Objective:
Search the material for the word "structure" and copy each line that holds it.

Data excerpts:
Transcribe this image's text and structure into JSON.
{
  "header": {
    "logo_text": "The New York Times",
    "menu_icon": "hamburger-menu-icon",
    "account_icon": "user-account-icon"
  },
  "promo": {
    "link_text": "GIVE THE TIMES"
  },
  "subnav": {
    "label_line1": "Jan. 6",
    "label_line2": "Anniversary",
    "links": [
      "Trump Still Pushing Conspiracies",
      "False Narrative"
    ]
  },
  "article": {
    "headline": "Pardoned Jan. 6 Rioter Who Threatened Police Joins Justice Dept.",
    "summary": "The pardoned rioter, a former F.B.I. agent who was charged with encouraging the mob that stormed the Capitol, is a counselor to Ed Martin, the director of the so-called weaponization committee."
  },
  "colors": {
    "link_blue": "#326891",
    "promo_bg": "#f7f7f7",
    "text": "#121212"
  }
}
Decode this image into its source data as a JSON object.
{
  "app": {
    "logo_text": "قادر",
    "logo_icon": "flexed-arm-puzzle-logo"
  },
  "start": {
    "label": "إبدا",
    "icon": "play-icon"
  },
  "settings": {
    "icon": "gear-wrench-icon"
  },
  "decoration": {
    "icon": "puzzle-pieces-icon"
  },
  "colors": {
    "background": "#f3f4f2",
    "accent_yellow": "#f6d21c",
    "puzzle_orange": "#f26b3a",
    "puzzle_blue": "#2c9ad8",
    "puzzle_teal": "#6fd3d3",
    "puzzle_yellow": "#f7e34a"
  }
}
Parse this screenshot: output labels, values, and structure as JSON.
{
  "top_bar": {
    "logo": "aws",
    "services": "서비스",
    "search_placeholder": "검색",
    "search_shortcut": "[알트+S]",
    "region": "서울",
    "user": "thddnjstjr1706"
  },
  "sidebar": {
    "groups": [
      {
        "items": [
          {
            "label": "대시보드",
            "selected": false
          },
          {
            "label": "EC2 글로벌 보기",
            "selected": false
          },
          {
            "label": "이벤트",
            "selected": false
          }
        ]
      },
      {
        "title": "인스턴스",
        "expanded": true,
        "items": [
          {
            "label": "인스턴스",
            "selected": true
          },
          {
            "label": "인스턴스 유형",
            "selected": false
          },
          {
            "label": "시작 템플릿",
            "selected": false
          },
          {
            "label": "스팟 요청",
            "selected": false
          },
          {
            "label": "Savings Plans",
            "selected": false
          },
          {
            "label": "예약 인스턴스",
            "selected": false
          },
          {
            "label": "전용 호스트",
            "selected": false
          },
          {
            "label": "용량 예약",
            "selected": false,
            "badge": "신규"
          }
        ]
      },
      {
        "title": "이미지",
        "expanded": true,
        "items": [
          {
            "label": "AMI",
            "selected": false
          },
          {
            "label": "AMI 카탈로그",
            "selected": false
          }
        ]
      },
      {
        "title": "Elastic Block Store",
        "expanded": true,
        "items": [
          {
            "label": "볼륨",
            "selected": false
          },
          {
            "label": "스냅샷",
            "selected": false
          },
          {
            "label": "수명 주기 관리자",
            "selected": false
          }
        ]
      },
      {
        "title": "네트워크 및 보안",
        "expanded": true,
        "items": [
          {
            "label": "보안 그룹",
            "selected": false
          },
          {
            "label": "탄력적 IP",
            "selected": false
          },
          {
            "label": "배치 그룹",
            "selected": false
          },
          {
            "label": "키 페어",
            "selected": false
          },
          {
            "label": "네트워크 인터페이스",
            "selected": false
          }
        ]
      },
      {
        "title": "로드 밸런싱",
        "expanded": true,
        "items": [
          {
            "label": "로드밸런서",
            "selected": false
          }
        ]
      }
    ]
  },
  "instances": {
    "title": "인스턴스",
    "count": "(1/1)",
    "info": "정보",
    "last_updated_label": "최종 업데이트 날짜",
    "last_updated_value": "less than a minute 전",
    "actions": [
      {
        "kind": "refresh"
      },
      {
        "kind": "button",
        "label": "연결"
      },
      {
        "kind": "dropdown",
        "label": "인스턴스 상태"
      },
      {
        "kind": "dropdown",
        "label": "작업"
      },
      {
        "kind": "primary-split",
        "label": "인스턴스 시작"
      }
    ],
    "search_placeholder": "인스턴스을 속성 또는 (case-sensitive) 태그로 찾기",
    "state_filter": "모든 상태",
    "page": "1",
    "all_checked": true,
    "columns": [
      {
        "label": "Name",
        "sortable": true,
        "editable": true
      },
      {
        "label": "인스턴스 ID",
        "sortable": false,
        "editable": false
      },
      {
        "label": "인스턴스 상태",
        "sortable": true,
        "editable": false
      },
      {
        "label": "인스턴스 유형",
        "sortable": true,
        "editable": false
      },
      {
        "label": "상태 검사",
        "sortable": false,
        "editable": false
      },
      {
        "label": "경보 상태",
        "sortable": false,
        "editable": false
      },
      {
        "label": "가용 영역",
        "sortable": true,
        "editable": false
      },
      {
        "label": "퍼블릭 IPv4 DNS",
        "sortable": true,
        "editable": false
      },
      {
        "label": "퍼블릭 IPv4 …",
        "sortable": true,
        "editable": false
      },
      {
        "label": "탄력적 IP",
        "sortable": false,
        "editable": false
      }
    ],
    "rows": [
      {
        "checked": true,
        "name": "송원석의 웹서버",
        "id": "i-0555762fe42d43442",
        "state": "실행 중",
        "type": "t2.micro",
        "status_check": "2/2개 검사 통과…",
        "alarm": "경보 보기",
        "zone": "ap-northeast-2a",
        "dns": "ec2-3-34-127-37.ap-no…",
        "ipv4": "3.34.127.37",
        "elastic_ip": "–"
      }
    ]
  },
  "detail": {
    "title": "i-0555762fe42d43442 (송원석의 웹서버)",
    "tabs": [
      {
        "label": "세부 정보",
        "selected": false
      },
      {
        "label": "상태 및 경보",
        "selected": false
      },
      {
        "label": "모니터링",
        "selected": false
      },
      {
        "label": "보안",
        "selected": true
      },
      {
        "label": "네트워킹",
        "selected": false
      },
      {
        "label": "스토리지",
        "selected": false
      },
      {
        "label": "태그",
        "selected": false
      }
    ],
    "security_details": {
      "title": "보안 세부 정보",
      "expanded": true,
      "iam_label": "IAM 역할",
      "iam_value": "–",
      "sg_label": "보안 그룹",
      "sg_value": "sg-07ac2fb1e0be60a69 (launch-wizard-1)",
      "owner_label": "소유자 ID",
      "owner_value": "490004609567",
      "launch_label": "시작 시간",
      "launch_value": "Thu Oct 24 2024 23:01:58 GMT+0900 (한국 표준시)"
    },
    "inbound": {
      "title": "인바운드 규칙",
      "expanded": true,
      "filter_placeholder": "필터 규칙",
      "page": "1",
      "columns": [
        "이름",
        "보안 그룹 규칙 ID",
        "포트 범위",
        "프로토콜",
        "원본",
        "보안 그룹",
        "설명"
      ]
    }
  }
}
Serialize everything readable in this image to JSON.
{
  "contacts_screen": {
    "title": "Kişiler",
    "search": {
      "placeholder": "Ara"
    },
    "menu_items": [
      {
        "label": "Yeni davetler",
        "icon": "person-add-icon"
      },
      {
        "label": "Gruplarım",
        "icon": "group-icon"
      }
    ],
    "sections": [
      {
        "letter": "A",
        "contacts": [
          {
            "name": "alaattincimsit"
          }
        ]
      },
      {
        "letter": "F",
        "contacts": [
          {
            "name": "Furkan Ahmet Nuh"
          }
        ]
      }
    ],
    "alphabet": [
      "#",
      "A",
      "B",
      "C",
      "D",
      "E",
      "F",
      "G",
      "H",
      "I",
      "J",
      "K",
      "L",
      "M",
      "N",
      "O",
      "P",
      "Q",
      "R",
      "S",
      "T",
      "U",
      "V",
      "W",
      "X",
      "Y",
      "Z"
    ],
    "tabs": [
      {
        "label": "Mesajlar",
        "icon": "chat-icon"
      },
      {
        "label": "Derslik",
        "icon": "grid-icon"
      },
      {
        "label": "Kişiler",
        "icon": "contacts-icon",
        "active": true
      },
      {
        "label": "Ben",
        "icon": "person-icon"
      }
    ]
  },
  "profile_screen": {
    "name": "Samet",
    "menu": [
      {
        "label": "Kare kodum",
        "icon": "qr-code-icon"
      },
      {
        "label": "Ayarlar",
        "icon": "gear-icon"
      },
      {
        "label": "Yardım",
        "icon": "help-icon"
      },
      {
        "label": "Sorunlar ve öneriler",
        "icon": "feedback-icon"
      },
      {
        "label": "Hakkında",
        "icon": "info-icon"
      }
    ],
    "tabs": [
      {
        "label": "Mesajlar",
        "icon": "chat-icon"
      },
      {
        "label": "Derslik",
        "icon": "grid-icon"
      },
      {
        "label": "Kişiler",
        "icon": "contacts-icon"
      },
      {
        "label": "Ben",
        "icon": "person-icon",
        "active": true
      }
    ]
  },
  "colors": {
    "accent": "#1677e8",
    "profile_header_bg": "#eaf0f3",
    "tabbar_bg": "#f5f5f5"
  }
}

Solution to the exercise:
Transcribe this image's text and structure into JSON.
Parse this screenshot: output labels, values, and structure as JSON.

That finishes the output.